## The exercise
Beneath this task is a listing. State how many of its lines include the string "text", giving nothing but the number.

[start of Records provided]

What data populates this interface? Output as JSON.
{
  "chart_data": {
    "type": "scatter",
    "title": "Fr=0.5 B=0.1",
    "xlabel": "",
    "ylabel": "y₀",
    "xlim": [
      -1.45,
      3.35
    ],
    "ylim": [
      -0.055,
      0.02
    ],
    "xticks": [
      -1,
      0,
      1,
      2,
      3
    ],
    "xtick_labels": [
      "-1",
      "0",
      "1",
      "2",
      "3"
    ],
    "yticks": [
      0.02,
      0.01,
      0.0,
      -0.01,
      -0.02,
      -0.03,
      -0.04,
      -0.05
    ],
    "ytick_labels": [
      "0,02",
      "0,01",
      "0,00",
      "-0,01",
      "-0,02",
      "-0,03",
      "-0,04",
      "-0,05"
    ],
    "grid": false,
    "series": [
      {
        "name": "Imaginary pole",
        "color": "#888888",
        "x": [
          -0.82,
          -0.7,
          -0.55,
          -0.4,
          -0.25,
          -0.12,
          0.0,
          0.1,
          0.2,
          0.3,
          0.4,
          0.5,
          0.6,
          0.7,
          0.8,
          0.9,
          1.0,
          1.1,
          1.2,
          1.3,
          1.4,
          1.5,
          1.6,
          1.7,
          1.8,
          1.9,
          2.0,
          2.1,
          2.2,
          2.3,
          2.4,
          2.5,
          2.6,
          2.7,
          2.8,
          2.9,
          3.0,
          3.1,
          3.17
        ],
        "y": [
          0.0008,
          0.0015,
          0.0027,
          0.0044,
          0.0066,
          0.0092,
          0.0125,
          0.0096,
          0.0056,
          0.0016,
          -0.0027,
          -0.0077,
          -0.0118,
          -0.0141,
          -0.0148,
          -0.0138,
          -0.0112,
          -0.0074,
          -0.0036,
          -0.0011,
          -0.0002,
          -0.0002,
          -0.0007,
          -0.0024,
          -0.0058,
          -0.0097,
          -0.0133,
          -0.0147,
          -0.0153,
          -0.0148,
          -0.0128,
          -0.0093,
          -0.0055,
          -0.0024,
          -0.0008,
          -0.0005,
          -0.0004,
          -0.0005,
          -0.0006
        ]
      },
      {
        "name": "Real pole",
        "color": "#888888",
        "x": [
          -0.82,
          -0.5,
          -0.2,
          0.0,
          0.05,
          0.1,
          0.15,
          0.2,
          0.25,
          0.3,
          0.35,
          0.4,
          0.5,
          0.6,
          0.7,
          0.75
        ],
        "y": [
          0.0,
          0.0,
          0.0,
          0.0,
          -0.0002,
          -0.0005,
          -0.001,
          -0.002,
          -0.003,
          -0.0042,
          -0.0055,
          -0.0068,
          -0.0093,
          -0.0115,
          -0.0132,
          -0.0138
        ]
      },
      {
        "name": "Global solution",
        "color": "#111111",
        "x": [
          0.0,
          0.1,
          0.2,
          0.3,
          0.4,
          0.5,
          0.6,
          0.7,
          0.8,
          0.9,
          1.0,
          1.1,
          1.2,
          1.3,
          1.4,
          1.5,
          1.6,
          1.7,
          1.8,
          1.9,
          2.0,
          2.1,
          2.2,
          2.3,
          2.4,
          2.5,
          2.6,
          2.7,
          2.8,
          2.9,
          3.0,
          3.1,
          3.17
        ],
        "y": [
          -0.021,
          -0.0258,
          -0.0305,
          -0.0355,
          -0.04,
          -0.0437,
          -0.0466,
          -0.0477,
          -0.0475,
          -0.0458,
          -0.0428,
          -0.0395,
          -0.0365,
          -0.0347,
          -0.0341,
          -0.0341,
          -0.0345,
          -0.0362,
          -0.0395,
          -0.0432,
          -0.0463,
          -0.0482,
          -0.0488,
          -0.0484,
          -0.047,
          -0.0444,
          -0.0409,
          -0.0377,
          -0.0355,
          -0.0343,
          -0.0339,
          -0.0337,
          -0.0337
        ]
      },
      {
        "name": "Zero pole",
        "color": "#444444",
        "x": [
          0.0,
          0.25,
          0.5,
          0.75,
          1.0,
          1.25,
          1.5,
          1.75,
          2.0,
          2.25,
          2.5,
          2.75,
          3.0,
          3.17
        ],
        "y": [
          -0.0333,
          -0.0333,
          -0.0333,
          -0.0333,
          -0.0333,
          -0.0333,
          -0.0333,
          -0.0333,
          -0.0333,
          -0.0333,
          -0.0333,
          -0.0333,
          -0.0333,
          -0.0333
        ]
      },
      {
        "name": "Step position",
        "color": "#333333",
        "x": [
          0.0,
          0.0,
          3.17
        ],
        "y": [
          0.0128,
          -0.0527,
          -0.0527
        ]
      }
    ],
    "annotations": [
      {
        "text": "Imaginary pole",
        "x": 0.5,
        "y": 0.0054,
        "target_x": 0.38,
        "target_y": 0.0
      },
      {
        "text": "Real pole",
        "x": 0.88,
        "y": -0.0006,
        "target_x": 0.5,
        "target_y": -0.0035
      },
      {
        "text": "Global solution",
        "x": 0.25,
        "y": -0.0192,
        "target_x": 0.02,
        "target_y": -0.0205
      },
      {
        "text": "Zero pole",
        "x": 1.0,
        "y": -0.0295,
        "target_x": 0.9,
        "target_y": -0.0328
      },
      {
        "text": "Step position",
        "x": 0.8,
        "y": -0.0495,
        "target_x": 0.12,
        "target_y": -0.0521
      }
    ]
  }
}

[end of Records provided]

## Problem solution
5